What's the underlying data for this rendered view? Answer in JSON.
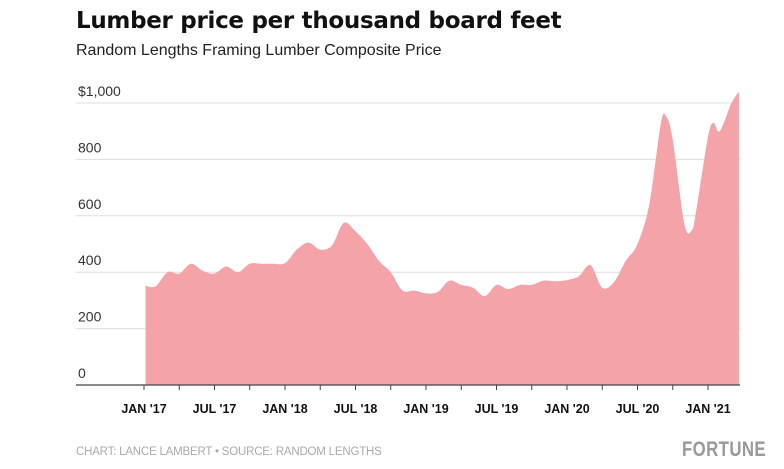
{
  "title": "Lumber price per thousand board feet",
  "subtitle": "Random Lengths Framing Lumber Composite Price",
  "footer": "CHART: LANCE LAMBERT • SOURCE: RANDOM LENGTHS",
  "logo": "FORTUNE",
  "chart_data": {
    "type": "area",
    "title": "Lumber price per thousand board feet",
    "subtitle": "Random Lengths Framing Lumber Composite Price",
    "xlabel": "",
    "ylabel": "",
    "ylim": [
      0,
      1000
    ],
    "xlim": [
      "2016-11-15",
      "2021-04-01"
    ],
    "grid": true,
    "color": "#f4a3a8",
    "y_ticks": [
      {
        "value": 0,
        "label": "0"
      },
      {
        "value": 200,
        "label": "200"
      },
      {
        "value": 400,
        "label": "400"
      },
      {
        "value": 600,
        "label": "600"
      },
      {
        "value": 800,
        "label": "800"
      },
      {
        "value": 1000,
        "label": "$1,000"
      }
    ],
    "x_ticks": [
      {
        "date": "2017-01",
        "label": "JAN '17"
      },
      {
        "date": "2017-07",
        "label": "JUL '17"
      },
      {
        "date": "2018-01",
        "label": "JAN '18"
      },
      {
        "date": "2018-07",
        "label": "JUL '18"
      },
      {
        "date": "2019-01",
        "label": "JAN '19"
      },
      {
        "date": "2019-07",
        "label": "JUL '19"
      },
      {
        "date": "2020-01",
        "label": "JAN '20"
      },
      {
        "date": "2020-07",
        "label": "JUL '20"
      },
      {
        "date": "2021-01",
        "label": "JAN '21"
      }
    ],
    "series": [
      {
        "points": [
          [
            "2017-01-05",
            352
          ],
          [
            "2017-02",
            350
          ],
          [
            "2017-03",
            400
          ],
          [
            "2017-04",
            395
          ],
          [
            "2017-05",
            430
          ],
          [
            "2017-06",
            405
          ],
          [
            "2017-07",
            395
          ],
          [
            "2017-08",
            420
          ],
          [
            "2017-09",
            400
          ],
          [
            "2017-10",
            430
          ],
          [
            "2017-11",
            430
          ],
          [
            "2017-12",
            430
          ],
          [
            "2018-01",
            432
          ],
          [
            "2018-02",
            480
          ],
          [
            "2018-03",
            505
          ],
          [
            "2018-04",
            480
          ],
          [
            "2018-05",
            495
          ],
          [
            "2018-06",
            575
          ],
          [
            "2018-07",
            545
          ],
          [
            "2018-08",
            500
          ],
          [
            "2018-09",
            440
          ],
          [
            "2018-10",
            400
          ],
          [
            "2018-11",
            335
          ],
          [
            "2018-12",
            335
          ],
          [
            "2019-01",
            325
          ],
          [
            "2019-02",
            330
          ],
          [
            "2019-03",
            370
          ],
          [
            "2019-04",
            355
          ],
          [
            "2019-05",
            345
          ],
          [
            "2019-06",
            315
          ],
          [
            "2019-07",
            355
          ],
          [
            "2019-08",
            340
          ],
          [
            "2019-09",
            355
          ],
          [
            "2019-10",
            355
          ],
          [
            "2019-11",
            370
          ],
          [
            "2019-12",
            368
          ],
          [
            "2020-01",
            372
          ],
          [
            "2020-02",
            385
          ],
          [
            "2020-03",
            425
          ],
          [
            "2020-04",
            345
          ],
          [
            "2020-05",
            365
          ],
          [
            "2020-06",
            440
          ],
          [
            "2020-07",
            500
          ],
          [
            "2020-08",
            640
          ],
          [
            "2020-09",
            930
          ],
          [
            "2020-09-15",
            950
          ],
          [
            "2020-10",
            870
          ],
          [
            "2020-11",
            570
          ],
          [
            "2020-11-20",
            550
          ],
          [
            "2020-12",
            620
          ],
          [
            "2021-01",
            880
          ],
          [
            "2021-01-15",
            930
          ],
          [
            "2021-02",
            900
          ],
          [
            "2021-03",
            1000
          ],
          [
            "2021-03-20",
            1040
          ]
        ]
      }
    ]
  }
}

• • • • •

Given request:
Transcribe each line above verbatim, with the pictures left out.

Result:
What's the underlying data for this rendered view? Answer in JSON.
{
  "title": "Lumber price per thousand board feet",
  "subtitle": "Random Lengths Framing Lumber Composite Price",
  "footer": "CHART: LANCE LAMBERT • SOURCE: RANDOM LENGTHS",
  "logo": "FORTUNE",
  "chart_data": {
    "type": "area",
    "title": "Lumber price per thousand board feet",
    "subtitle": "Random Lengths Framing Lumber Composite Price",
    "xlabel": "",
    "ylabel": "",
    "ylim": [
      0,
      1000
    ],
    "xlim": [
      "2016-11-15",
      "2021-04-01"
    ],
    "grid": true,
    "color": "#f4a3a8",
    "y_ticks": [
      {
        "value": 0,
        "label": "0"
      },
      {
        "value": 200,
        "label": "200"
      },
      {
        "value": 400,
        "label": "400"
      },
      {
        "value": 600,
        "label": "600"
      },
      {
        "value": 800,
        "label": "800"
      },
      {
        "value": 1000,
        "label": "$1,000"
      }
    ],
    "x_ticks": [
      {
        "date": "2017-01",
        "label": "JAN '17"
      },
      {
        "date": "2017-07",
        "label": "JUL '17"
      },
      {
        "date": "2018-01",
        "label": "JAN '18"
      },
      {
        "date": "2018-07",
        "label": "JUL '18"
      },
      {
        "date": "2019-01",
        "label": "JAN '19"
      },
      {
        "date": "2019-07",
        "label": "JUL '19"
      },
      {
        "date": "2020-01",
        "label": "JAN '20"
      },
      {
        "date": "2020-07",
        "label": "JUL '20"
      },
      {
        "date": "2021-01",
        "label": "JAN '21"
      }
    ],
    "series": [
      {
        "points": [
          [
            "2017-01-05",
            352
          ],
          [
            "2017-02",
            350
          ],
          [
            "2017-03",
            400
          ],
          [
            "2017-04",
            395
          ],
          [
            "2017-05",
            430
          ],
          [
            "2017-06",
            405
          ],
          [
            "2017-07",
            395
          ],
          [
            "2017-08",
            420
          ],
          [
            "2017-09",
            400
          ],
          [
            "2017-10",
            430
          ],
          [
            "2017-11",
            430
          ],
          [
            "2017-12",
            430
          ],
          [
            "2018-01",
            432
          ],
          [
            "2018-02",
            480
          ],
          [
            "2018-03",
            505
          ],
          [
            "2018-04",
            480
          ],
          [
            "2018-05",
            495
          ],
          [
            "2018-06",
            575
          ],
          [
            "2018-07",
            545
          ],
          [
            "2018-08",
            500
          ],
          [
            "2018-09",
            440
          ],
          [
            "2018-10",
            400
          ],
          [
            "2018-11",
            335
          ],
          [
            "2018-12",
            335
          ],
          [
            "2019-01",
            325
          ],
          [
            "2019-02",
            330
          ],
          [
            "2019-03",
            370
          ],
          [
            "2019-04",
            355
          ],
          [
            "2019-05",
            345
          ],
          [
            "2019-06",
            315
          ],
          [
            "2019-07",
            355
          ],
          [
            "2019-08",
            340
          ],
          [
            "2019-09",
            355
          ],
          [
            "2019-10",
            355
          ],
          [
            "2019-11",
            370
          ],
          [
            "2019-12",
            368
          ],
          [
            "2020-01",
            372
          ],
          [
            "2020-02",
            385
          ],
          [
            "2020-03",
            425
          ],
          [
            "2020-04",
            345
          ],
          [
            "2020-05",
            365
          ],
          [
            "2020-06",
            440
          ],
          [
            "2020-07",
            500
          ],
          [
            "2020-08",
            640
          ],
          [
            "2020-09",
            930
          ],
          [
            "2020-09-15",
            950
          ],
          [
            "2020-10",
            870
          ],
          [
            "2020-11",
            570
          ],
          [
            "2020-11-20",
            550
          ],
          [
            "2020-12",
            620
          ],
          [
            "2021-01",
            880
          ],
          [
            "2021-01-15",
            930
          ],
          [
            "2021-02",
            900
          ],
          [
            "2021-03",
            1000
          ],
          [
            "2021-03-20",
            1040
          ]
        ]
      }
    ]
  }
}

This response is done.